* Work required *
List, from the lines below, each one with "Economy" in it.

Records from a data source:
— Start —

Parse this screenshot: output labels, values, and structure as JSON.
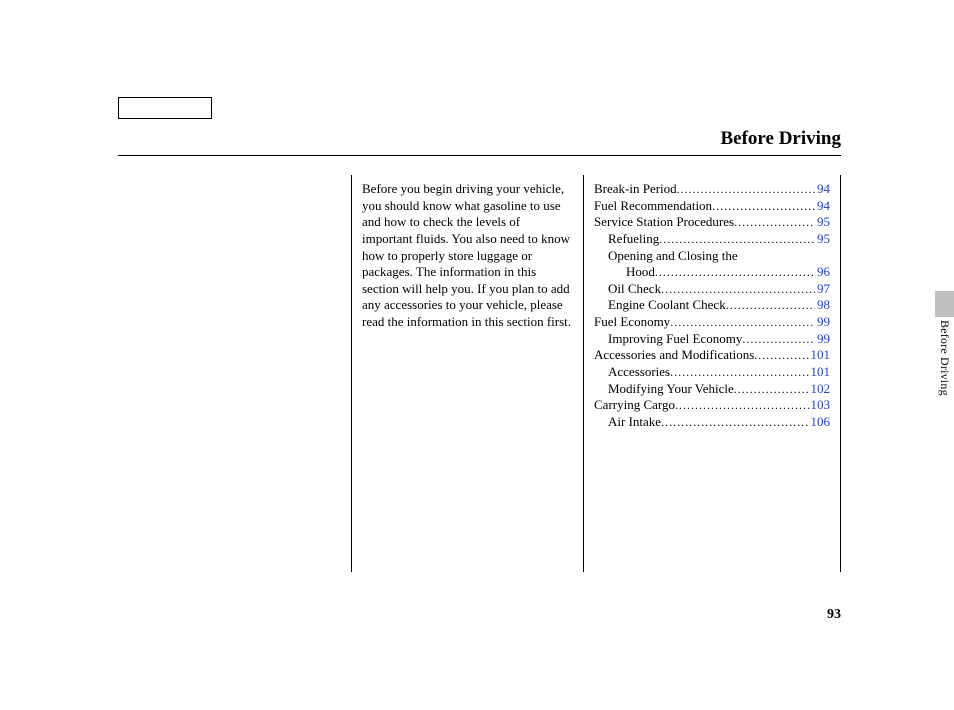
{
  "page_title": "Before Driving",
  "side_tab_label": "Before Driving",
  "page_number": "93",
  "intro_text": "Before you begin driving your vehicle, you should know what gasoline to use and how to check the levels of important fluids. You also need to know how to properly store luggage or packages. The information in this section will help you. If you plan to add any accessories to your vehicle, please read the information in this section first.",
  "toc": [
    {
      "label": "Break-in Period",
      "page": "94",
      "indent": 0
    },
    {
      "label": "Fuel Recommendation",
      "page": "94",
      "indent": 0
    },
    {
      "label": "Service Station Procedures",
      "page": "95",
      "indent": 0
    },
    {
      "label": "Refueling",
      "page": "95",
      "indent": 1
    },
    {
      "label": "Opening and Closing the",
      "page": "",
      "indent": 1,
      "no_dots": true
    },
    {
      "label": "Hood",
      "page": "96",
      "indent": 2
    },
    {
      "label": "Oil Check",
      "page": "97",
      "indent": 1
    },
    {
      "label": "Engine Coolant Check",
      "page": "98",
      "indent": 1
    },
    {
      "label": "Fuel Economy",
      "page": "99",
      "indent": 0
    },
    {
      "label": "Improving Fuel Economy",
      "page": "99",
      "indent": 1
    },
    {
      "label": "Accessories and Modifications",
      "page": "101",
      "indent": 0
    },
    {
      "label": "Accessories",
      "page": "101",
      "indent": 1
    },
    {
      "label": "Modifying Your Vehicle",
      "page": "102",
      "indent": 1
    },
    {
      "label": "Carrying Cargo",
      "page": "103",
      "indent": 0
    },
    {
      "label": "Air Intake",
      "page": "106",
      "indent": 1
    }
  ]
}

— End —

* Solution to this exercise *
      "label": "Fuel Economy",
      "label": "Improving Fuel Economy",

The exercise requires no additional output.